Data tied to figure images:
* * *
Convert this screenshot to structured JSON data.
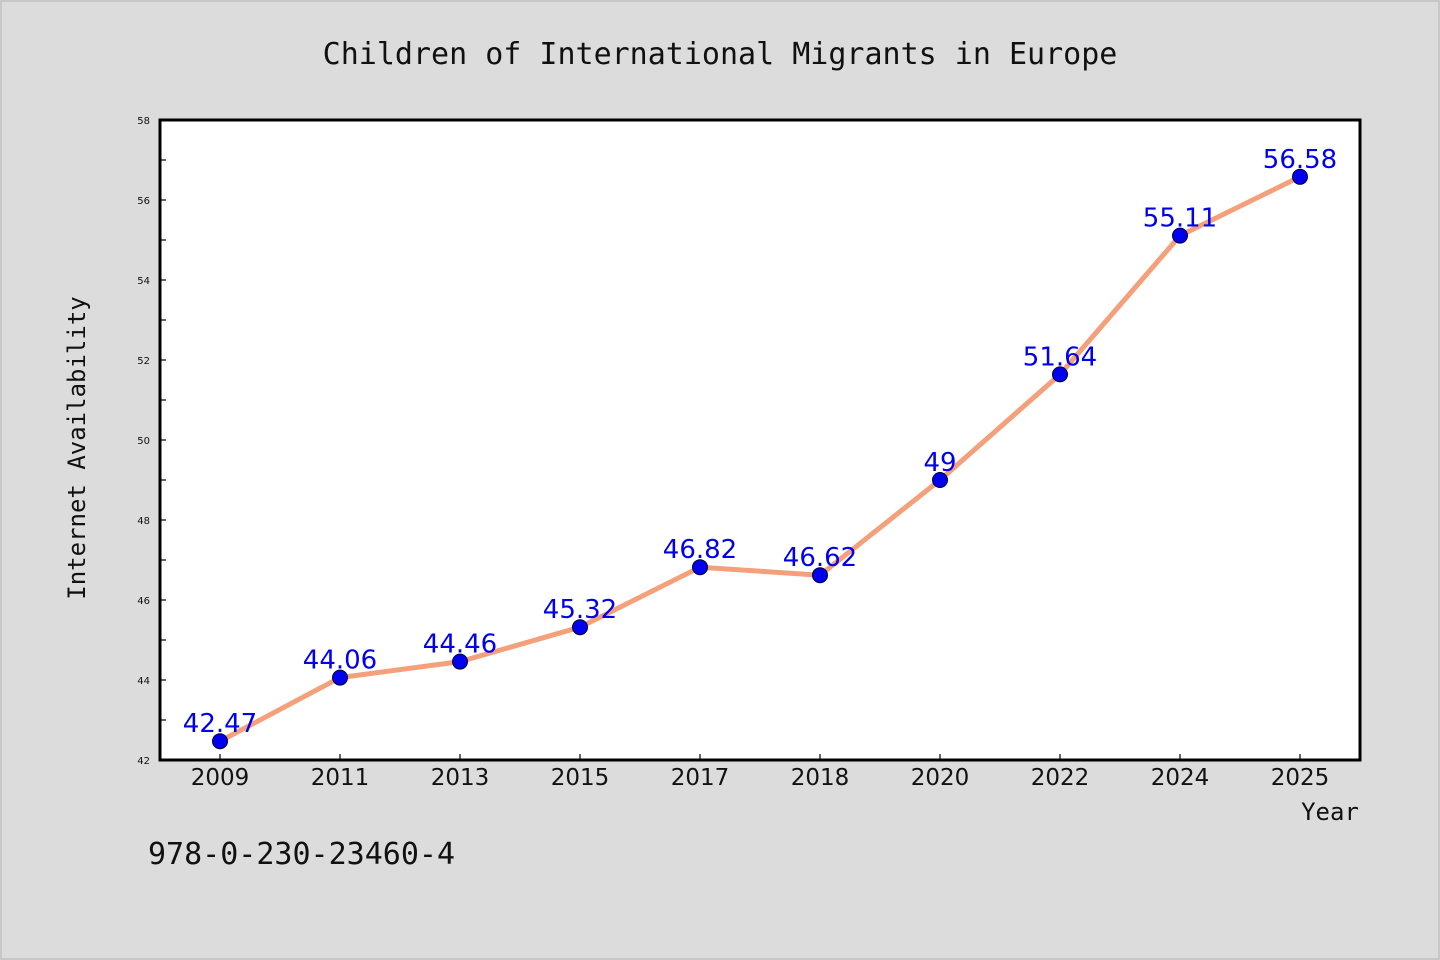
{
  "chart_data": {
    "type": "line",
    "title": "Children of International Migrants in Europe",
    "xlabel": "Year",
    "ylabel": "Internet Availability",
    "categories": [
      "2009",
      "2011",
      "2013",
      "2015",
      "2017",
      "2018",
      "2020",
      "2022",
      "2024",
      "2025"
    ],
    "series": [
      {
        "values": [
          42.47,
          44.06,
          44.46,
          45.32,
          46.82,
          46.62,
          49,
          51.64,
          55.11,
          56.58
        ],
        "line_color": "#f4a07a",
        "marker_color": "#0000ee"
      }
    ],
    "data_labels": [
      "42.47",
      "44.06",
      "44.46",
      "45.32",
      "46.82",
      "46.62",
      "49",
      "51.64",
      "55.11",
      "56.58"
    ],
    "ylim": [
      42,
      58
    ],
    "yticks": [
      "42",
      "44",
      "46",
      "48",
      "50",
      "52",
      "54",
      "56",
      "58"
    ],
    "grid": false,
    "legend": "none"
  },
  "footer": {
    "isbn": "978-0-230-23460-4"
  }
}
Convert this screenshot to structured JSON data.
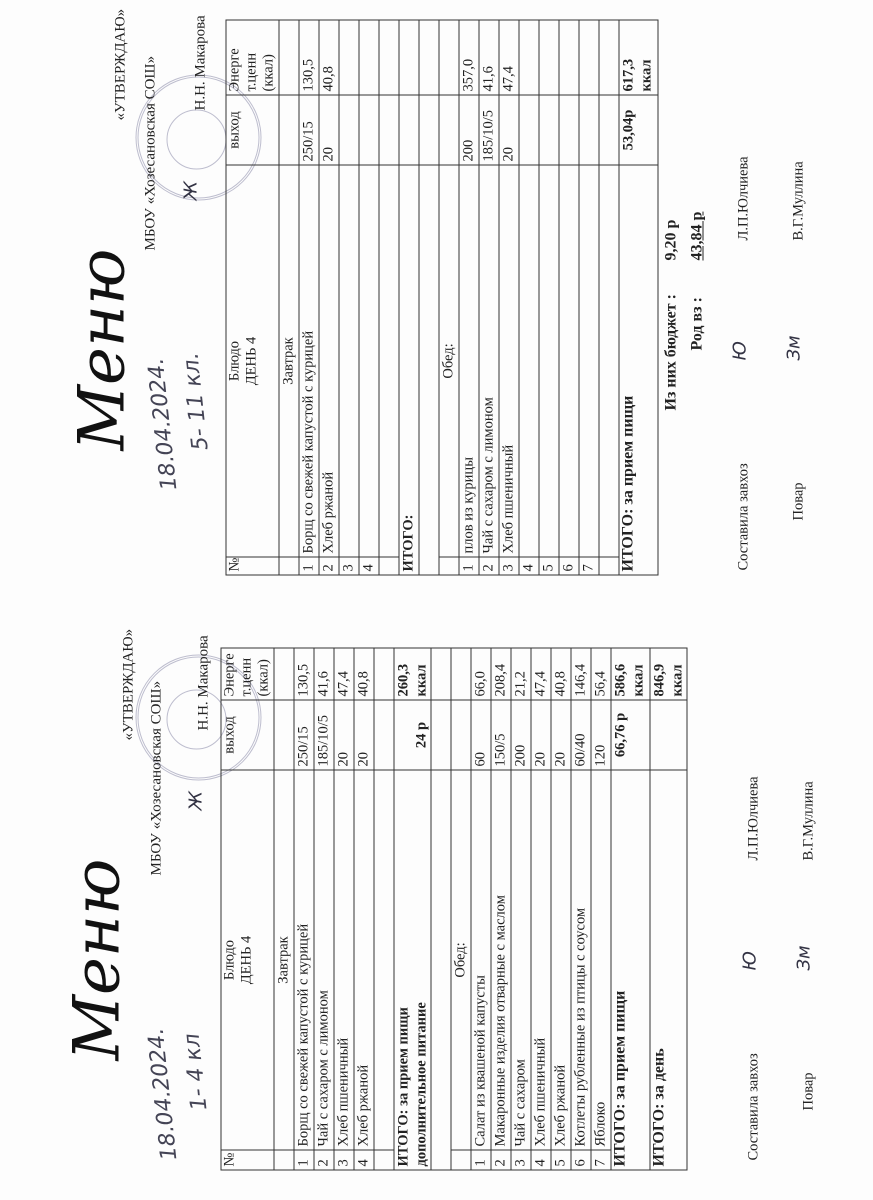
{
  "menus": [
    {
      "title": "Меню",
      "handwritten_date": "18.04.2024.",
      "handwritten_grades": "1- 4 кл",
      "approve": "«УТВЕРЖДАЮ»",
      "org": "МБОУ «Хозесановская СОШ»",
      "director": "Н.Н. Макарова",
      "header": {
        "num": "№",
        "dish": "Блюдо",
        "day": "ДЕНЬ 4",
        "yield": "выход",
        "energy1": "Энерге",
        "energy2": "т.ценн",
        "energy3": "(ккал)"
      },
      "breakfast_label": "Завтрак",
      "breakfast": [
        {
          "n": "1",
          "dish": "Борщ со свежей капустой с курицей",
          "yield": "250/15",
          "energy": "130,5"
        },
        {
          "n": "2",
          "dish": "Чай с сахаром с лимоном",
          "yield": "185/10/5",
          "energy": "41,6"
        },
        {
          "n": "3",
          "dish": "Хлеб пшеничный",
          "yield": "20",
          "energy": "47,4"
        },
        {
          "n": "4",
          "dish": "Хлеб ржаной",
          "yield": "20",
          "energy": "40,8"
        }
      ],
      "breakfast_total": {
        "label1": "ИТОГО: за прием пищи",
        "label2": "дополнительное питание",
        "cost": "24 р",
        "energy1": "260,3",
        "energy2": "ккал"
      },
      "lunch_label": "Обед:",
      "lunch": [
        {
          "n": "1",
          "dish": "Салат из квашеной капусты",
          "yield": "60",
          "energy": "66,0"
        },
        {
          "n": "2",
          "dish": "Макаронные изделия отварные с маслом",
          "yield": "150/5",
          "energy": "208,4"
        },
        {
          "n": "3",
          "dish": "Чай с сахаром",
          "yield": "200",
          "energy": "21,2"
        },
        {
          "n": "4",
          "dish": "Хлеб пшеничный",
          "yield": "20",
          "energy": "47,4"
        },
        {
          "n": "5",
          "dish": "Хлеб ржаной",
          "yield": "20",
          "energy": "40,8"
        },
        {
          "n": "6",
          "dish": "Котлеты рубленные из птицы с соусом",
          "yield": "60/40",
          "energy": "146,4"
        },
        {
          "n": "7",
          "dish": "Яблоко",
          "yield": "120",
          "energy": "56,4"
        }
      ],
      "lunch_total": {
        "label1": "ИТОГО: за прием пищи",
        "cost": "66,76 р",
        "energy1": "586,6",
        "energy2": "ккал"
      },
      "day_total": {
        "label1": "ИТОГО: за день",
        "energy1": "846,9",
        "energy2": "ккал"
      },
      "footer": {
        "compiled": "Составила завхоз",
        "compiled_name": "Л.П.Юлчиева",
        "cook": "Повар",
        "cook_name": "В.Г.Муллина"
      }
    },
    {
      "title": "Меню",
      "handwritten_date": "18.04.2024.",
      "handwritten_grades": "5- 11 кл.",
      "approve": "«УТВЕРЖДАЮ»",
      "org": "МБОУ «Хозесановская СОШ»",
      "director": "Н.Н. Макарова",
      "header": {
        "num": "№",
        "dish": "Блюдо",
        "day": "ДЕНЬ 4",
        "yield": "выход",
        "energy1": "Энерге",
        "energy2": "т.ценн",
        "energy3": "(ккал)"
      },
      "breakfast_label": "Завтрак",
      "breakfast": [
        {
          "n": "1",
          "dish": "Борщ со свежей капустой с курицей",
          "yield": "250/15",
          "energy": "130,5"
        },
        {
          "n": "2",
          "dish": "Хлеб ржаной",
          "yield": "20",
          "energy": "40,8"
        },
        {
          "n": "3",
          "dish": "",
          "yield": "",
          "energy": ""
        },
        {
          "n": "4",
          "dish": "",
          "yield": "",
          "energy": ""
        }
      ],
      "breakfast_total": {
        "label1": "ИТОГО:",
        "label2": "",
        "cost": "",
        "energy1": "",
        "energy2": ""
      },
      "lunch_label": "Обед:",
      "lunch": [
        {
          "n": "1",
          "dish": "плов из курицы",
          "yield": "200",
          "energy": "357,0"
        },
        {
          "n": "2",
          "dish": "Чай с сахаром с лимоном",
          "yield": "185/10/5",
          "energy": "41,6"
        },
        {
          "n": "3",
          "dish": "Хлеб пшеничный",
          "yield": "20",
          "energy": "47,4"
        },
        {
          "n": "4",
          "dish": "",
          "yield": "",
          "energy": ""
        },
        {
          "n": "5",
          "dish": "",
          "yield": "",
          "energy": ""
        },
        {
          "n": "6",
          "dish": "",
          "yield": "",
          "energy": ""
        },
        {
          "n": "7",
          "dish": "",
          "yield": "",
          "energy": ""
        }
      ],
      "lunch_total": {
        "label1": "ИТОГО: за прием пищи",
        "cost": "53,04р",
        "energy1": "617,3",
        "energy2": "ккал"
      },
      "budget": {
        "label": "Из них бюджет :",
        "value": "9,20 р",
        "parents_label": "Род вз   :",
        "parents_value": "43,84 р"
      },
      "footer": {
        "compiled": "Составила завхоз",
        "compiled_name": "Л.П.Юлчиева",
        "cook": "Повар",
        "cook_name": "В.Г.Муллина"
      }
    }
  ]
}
* * *
REQUEST: Transcribe the records above exactly, omitting every picture they contain.

OUTPUT OF THE TASK:
Convert this screenshot to structured JSON data.
{
  "chart_data": {
    "type": "line",
    "title": "Children of International Migrants in Europe",
    "xlabel": "Year",
    "ylabel": "Internet Availability",
    "categories": [
      "2009",
      "2011",
      "2013",
      "2015",
      "2017",
      "2018",
      "2020",
      "2022",
      "2024",
      "2025"
    ],
    "series": [
      {
        "values": [
          42.47,
          44.06,
          44.46,
          45.32,
          46.82,
          46.62,
          49,
          51.64,
          55.11,
          56.58
        ],
        "line_color": "#f4a07a",
        "marker_color": "#0000ee"
      }
    ],
    "data_labels": [
      "42.47",
      "44.06",
      "44.46",
      "45.32",
      "46.82",
      "46.62",
      "49",
      "51.64",
      "55.11",
      "56.58"
    ],
    "ylim": [
      42,
      58
    ],
    "yticks": [
      "42",
      "44",
      "46",
      "48",
      "50",
      "52",
      "54",
      "56",
      "58"
    ],
    "grid": false,
    "legend": "none"
  },
  "footer": {
    "isbn": "978-0-230-23460-4"
  }
}
Convert this screenshot to structured JSON data.
{
  "menus": [
    {
      "title": "Меню",
      "handwritten_date": "18.04.2024.",
      "handwritten_grades": "1- 4 кл",
      "approve": "«УТВЕРЖДАЮ»",
      "org": "МБОУ «Хозесановская СОШ»",
      "director": "Н.Н. Макарова",
      "header": {
        "num": "№",
        "dish": "Блюдо",
        "day": "ДЕНЬ 4",
        "yield": "выход",
        "energy1": "Энерге",
        "energy2": "т.ценн",
        "energy3": "(ккал)"
      },
      "breakfast_label": "Завтрак",
      "breakfast": [
        {
          "n": "1",
          "dish": "Борщ со свежей капустой с курицей",
          "yield": "250/15",
          "energy": "130,5"
        },
        {
          "n": "2",
          "dish": "Чай с сахаром с лимоном",
          "yield": "185/10/5",
          "energy": "41,6"
        },
        {
          "n": "3",
          "dish": "Хлеб пшеничный",
          "yield": "20",
          "energy": "47,4"
        },
        {
          "n": "4",
          "dish": "Хлеб ржаной",
          "yield": "20",
          "energy": "40,8"
        }
      ],
      "breakfast_total": {
        "label1": "ИТОГО: за прием пищи",
        "label2": "дополнительное питание",
        "cost": "24 р",
        "energy1": "260,3",
        "energy2": "ккал"
      },
      "lunch_label": "Обед:",
      "lunch": [
        {
          "n": "1",
          "dish": "Салат из квашеной капусты",
          "yield": "60",
          "energy": "66,0"
        },
        {
          "n": "2",
          "dish": "Макаронные изделия отварные с маслом",
          "yield": "150/5",
          "energy": "208,4"
        },
        {
          "n": "3",
          "dish": "Чай с сахаром",
          "yield": "200",
          "energy": "21,2"
        },
        {
          "n": "4",
          "dish": "Хлеб пшеничный",
          "yield": "20",
          "energy": "47,4"
        },
        {
          "n": "5",
          "dish": "Хлеб ржаной",
          "yield": "20",
          "energy": "40,8"
        },
        {
          "n": "6",
          "dish": "Котлеты рубленные из птицы с соусом",
          "yield": "60/40",
          "energy": "146,4"
        },
        {
          "n": "7",
          "dish": "Яблоко",
          "yield": "120",
          "energy": "56,4"
        }
      ],
      "lunch_total": {
        "label1": "ИТОГО: за прием пищи",
        "cost": "66,76 р",
        "energy1": "586,6",
        "energy2": "ккал"
      },
      "day_total": {
        "label1": "ИТОГО: за день",
        "energy1": "846,9",
        "energy2": "ккал"
      },
      "footer": {
        "compiled": "Составила завхоз",
        "compiled_name": "Л.П.Юлчиева",
        "cook": "Повар",
        "cook_name": "В.Г.Муллина"
      }
    },
    {
      "title": "Меню",
      "handwritten_date": "18.04.2024.",
      "handwritten_grades": "5- 11 кл.",
      "approve": "«УТВЕРЖДАЮ»",
      "org": "МБОУ «Хозесановская СОШ»",
      "director": "Н.Н. Макарова",
      "header": {
        "num": "№",
        "dish": "Блюдо",
        "day": "ДЕНЬ 4",
        "yield": "выход",
        "energy1": "Энерге",
        "energy2": "т.ценн",
        "energy3": "(ккал)"
      },
      "breakfast_label": "Завтрак",
      "breakfast": [
        {
          "n": "1",
          "dish": "Борщ со свежей капустой с курицей",
          "yield": "250/15",
          "energy": "130,5"
        },
        {
          "n": "2",
          "dish": "Хлеб ржаной",
          "yield": "20",
          "energy": "40,8"
        },
        {
          "n": "3",
          "dish": "",
          "yield": "",
          "energy": ""
        },
        {
          "n": "4",
          "dish": "",
          "yield": "",
          "energy": ""
        }
      ],
      "breakfast_total": {
        "label1": "ИТОГО:",
        "label2": "",
        "cost": "",
        "energy1": "",
        "energy2": ""
      },
      "lunch_label": "Обед:",
      "lunch": [
        {
          "n": "1",
          "dish": "плов из курицы",
          "yield": "200",
          "energy": "357,0"
        },
        {
          "n": "2",
          "dish": "Чай с сахаром с лимоном",
          "yield": "185/10/5",
          "energy": "41,6"
        },
        {
          "n": "3",
          "dish": "Хлеб пшеничный",
          "yield": "20",
          "energy": "47,4"
        },
        {
          "n": "4",
          "dish": "",
          "yield": "",
          "energy": ""
        },
        {
          "n": "5",
          "dish": "",
          "yield": "",
          "energy": ""
        },
        {
          "n": "6",
          "dish": "",
          "yield": "",
          "energy": ""
        },
        {
          "n": "7",
          "dish": "",
          "yield": "",
          "energy": ""
        }
      ],
      "lunch_total": {
        "label1": "ИТОГО: за прием пищи",
        "cost": "53,04р",
        "energy1": "617,3",
        "energy2": "ккал"
      },
      "budget": {
        "label": "Из них бюджет :",
        "value": "9,20 р",
        "parents_label": "Род вз   :",
        "parents_value": "43,84 р"
      },
      "footer": {
        "compiled": "Составила завхоз",
        "compiled_name": "Л.П.Юлчиева",
        "cook": "Повар",
        "cook_name": "В.Г.Муллина"
      }
    }
  ]
}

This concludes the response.